** Begin Working data **
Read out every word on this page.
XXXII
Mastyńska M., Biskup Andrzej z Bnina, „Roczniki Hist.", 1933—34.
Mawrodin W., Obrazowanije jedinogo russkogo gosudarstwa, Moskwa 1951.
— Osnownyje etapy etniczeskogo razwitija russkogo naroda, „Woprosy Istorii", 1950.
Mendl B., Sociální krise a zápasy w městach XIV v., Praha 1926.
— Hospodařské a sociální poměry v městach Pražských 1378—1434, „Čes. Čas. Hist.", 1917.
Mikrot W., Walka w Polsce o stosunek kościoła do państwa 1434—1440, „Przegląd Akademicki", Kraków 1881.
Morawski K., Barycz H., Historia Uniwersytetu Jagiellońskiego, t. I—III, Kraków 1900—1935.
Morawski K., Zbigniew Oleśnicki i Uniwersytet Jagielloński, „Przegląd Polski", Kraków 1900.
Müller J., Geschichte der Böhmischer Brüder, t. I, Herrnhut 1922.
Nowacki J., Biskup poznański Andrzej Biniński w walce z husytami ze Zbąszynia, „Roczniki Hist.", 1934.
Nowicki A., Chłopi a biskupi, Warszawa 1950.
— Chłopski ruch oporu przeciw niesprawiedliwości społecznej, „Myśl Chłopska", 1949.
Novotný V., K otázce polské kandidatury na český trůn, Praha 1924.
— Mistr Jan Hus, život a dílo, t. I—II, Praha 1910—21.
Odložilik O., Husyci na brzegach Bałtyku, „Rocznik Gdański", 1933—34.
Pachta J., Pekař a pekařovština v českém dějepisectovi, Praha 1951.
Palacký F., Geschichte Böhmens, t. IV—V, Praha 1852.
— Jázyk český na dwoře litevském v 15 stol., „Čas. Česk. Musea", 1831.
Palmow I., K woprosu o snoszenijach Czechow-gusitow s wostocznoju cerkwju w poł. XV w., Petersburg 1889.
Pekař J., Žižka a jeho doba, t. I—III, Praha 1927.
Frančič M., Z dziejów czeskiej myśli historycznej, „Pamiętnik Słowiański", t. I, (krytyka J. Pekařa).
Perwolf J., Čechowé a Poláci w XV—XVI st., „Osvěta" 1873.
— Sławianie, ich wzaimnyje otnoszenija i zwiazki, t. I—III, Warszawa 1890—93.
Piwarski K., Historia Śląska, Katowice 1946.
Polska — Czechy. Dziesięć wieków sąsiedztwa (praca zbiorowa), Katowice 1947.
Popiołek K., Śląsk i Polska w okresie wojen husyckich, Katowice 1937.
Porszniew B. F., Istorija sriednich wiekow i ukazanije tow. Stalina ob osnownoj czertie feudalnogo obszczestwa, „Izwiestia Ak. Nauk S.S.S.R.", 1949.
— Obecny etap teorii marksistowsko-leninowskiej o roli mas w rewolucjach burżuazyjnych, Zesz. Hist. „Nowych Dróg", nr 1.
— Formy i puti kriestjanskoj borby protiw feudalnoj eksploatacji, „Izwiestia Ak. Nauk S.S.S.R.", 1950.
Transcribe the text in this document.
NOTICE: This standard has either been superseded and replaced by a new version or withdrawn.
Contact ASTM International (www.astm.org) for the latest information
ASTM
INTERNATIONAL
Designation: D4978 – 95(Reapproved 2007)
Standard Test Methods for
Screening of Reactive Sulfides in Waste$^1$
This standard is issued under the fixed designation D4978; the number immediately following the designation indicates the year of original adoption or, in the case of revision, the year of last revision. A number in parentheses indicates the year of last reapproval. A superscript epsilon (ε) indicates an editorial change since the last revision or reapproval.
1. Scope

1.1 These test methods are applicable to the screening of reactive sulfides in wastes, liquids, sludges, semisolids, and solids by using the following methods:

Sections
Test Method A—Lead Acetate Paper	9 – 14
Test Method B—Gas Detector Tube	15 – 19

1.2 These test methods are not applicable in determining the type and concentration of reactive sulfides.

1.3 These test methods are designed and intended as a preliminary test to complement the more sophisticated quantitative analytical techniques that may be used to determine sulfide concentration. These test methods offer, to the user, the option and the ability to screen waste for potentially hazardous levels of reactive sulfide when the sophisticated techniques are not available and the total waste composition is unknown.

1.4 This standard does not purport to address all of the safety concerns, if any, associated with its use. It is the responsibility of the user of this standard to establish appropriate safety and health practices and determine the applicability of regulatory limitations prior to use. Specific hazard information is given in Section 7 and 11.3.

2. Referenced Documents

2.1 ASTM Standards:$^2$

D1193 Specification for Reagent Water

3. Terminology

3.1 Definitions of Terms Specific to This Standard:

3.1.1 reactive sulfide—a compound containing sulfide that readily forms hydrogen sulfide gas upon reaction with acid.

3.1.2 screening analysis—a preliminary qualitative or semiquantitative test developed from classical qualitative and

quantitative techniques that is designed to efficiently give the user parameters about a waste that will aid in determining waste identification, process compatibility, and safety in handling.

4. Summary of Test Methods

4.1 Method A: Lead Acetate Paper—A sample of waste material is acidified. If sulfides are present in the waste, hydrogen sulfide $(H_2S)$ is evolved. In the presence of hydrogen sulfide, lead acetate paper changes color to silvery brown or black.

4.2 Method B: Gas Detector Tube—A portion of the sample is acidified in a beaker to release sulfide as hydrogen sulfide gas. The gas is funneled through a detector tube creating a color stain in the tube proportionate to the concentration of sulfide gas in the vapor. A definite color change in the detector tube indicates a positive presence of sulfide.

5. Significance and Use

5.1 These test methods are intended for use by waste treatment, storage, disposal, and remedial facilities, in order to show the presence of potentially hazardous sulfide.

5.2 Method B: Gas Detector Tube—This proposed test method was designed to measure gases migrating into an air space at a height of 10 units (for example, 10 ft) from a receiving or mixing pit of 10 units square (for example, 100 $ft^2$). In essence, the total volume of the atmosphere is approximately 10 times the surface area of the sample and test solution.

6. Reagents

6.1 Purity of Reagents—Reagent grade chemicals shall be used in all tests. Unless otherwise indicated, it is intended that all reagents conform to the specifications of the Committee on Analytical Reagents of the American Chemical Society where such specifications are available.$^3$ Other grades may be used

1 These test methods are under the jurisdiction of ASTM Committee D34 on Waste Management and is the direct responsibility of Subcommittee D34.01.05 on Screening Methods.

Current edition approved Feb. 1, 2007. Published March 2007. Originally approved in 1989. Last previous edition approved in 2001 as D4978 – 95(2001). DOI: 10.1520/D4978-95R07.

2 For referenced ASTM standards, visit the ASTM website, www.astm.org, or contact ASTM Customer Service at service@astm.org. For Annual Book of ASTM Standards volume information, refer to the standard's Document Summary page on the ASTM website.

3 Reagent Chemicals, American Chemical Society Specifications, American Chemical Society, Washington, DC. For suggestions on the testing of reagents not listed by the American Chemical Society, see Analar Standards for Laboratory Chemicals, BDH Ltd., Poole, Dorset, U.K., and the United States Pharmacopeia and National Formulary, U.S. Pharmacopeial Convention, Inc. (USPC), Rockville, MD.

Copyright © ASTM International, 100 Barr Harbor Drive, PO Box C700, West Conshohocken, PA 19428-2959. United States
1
** End Working data **
Print the records above exactly as they appear.

• Solution to the exercise:
Read out every word on this page.
XXXII
Mastyńska M., Biskup Andrzej z Bnina, „Roczniki Hist.", 1933—34.
Mawrodin W., Obrazowanije jedinogo russkogo gosudarstwa, Moskwa 1951.
— Osnownyje etapy etniczeskogo razwitija russkogo naroda, „Woprosy Istorii", 1950.
Mendl B., Sociální krise a zápasy w městach XIV v., Praha 1926.
— Hospodařské a sociální poměry v městach Pražských 1378—1434, „Čes. Čas. Hist.", 1917.
Mikrot W., Walka w Polsce o stosunek kościoła do państwa 1434—1440, „Przegląd Akademicki", Kraków 1881.
Morawski K., Barycz H., Historia Uniwersytetu Jagiellońskiego, t. I—III, Kraków 1900—1935.
Morawski K., Zbigniew Oleśnicki i Uniwersytet Jagielloński, „Przegląd Polski", Kraków 1900.
Müller J., Geschichte der Böhmischer Brüder, t. I, Herrnhut 1922.
Nowacki J., Biskup poznański Andrzej Biniński w walce z husytami ze Zbąszynia, „Roczniki Hist.", 1934.
Nowicki A., Chłopi a biskupi, Warszawa 1950.
— Chłopski ruch oporu przeciw niesprawiedliwości społecznej, „Myśl Chłopska", 1949.
Novotný V., K otázce polské kandidatury na český trůn, Praha 1924.
— Mistr Jan Hus, život a dílo, t. I—II, Praha 1910—21.
Odložilik O., Husyci na brzegach Bałtyku, „Rocznik Gdański", 1933—34.
Pachta J., Pekař a pekařovština v českém dějepisectovi, Praha 1951.
Palacký F., Geschichte Böhmens, t. IV—V, Praha 1852.
— Jázyk český na dwoře litevském v 15 stol., „Čas. Česk. Musea", 1831.
Palmow I., K woprosu o snoszenijach Czechow-gusitow s wostocznoju cerkwju w poł. XV w., Petersburg 1889.
Pekař J., Žižka a jeho doba, t. I—III, Praha 1927.
Frančič M., Z dziejów czeskiej myśli historycznej, „Pamiętnik Słowiański", t. I, (krytyka J. Pekařa).
Perwolf J., Čechowé a Poláci w XV—XVI st., „Osvěta" 1873.
— Sławianie, ich wzaimnyje otnoszenija i zwiazki, t. I—III, Warszawa 1890—93.
Piwarski K., Historia Śląska, Katowice 1946.
Polska — Czechy. Dziesięć wieków sąsiedztwa (praca zbiorowa), Katowice 1947.
Popiołek K., Śląsk i Polska w okresie wojen husyckich, Katowice 1937.
Porszniew B. F., Istorija sriednich wiekow i ukazanije tow. Stalina ob osnownoj czertie feudalnogo obszczestwa, „Izwiestia Ak. Nauk S.S.S.R.", 1949.
— Obecny etap teorii marksistowsko-leninowskiej o roli mas w rewolucjach burżuazyjnych, Zesz. Hist. „Nowych Dróg", nr 1.
— Formy i puti kriestjanskoj borby protiw feudalnoj eksploatacji, „Izwiestia Ak. Nauk S.S.S.R.", 1950.
Transcribe the text in this document.
NOTICE: This standard has either been superseded and replaced by a new version or withdrawn.
Contact ASTM International (www.astm.org) for the latest information
ASTM
INTERNATIONAL
Designation: D4978 – 95(Reapproved 2007)
Standard Test Methods for
Screening of Reactive Sulfides in Waste$^1$
This standard is issued under the fixed designation D4978; the number immediately following the designation indicates the year of original adoption or, in the case of revision, the year of last revision. A number in parentheses indicates the year of last reapproval. A superscript epsilon (ε) indicates an editorial change since the last revision or reapproval.
1. Scope

1.1 These test methods are applicable to the screening of reactive sulfides in wastes, liquids, sludges, semisolids, and solids by using the following methods:

Sections
Test Method A—Lead Acetate Paper	9 – 14
Test Method B—Gas Detector Tube	15 – 19

1.2 These test methods are not applicable in determining the type and concentration of reactive sulfides.

1.3 These test methods are designed and intended as a preliminary test to complement the more sophisticated quantitative analytical techniques that may be used to determine sulfide concentration. These test methods offer, to the user, the option and the ability to screen waste for potentially hazardous levels of reactive sulfide when the sophisticated techniques are not available and the total waste composition is unknown.

1.4 This standard does not purport to address all of the safety concerns, if any, associated with its use. It is the responsibility of the user of this standard to establish appropriate safety and health practices and determine the applicability of regulatory limitations prior to use. Specific hazard information is given in Section 7 and 11.3.

2. Referenced Documents

2.1 ASTM Standards:$^2$

D1193 Specification for Reagent Water

3. Terminology

3.1 Definitions of Terms Specific to This Standard:

3.1.1 reactive sulfide—a compound containing sulfide that readily forms hydrogen sulfide gas upon reaction with acid.

3.1.2 screening analysis—a preliminary qualitative or semiquantitative test developed from classical qualitative and

quantitative techniques that is designed to efficiently give the user parameters about a waste that will aid in determining waste identification, process compatibility, and safety in handling.

4. Summary of Test Methods

4.1 Method A: Lead Acetate Paper—A sample of waste material is acidified. If sulfides are present in the waste, hydrogen sulfide $(H_2S)$ is evolved. In the presence of hydrogen sulfide, lead acetate paper changes color to silvery brown or black.

4.2 Method B: Gas Detector Tube—A portion of the sample is acidified in a beaker to release sulfide as hydrogen sulfide gas. The gas is funneled through a detector tube creating a color stain in the tube proportionate to the concentration of sulfide gas in the vapor. A definite color change in the detector tube indicates a positive presence of sulfide.

5. Significance and Use

5.1 These test methods are intended for use by waste treatment, storage, disposal, and remedial facilities, in order to show the presence of potentially hazardous sulfide.

5.2 Method B: Gas Detector Tube—This proposed test method was designed to measure gases migrating into an air space at a height of 10 units (for example, 10 ft) from a receiving or mixing pit of 10 units square (for example, 100 $ft^2$). In essence, the total volume of the atmosphere is approximately 10 times the surface area of the sample and test solution.

6. Reagents

6.1 Purity of Reagents—Reagent grade chemicals shall be used in all tests. Unless otherwise indicated, it is intended that all reagents conform to the specifications of the Committee on Analytical Reagents of the American Chemical Society where such specifications are available.$^3$ Other grades may be used

1 These test methods are under the jurisdiction of ASTM Committee D34 on Waste Management and is the direct responsibility of Subcommittee D34.01.05 on Screening Methods.

Current edition approved Feb. 1, 2007. Published March 2007. Originally approved in 1989. Last previous edition approved in 2001 as D4978 – 95(2001). DOI: 10.1520/D4978-95R07.

2 For referenced ASTM standards, visit the ASTM website, www.astm.org, or contact ASTM Customer Service at service@astm.org. For Annual Book of ASTM Standards volume information, refer to the standard's Document Summary page on the ASTM website.

3 Reagent Chemicals, American Chemical Society Specifications, American Chemical Society, Washington, DC. For suggestions on the testing of reagents not listed by the American Chemical Society, see Analar Standards for Laboratory Chemicals, BDH Ltd., Poole, Dorset, U.K., and the United States Pharmacopeia and National Formulary, U.S. Pharmacopeial Convention, Inc. (USPC), Rockville, MD.

Copyright © ASTM International, 100 Barr Harbor Drive, PO Box C700, West Conshohocken, PA 19428-2959. United States
1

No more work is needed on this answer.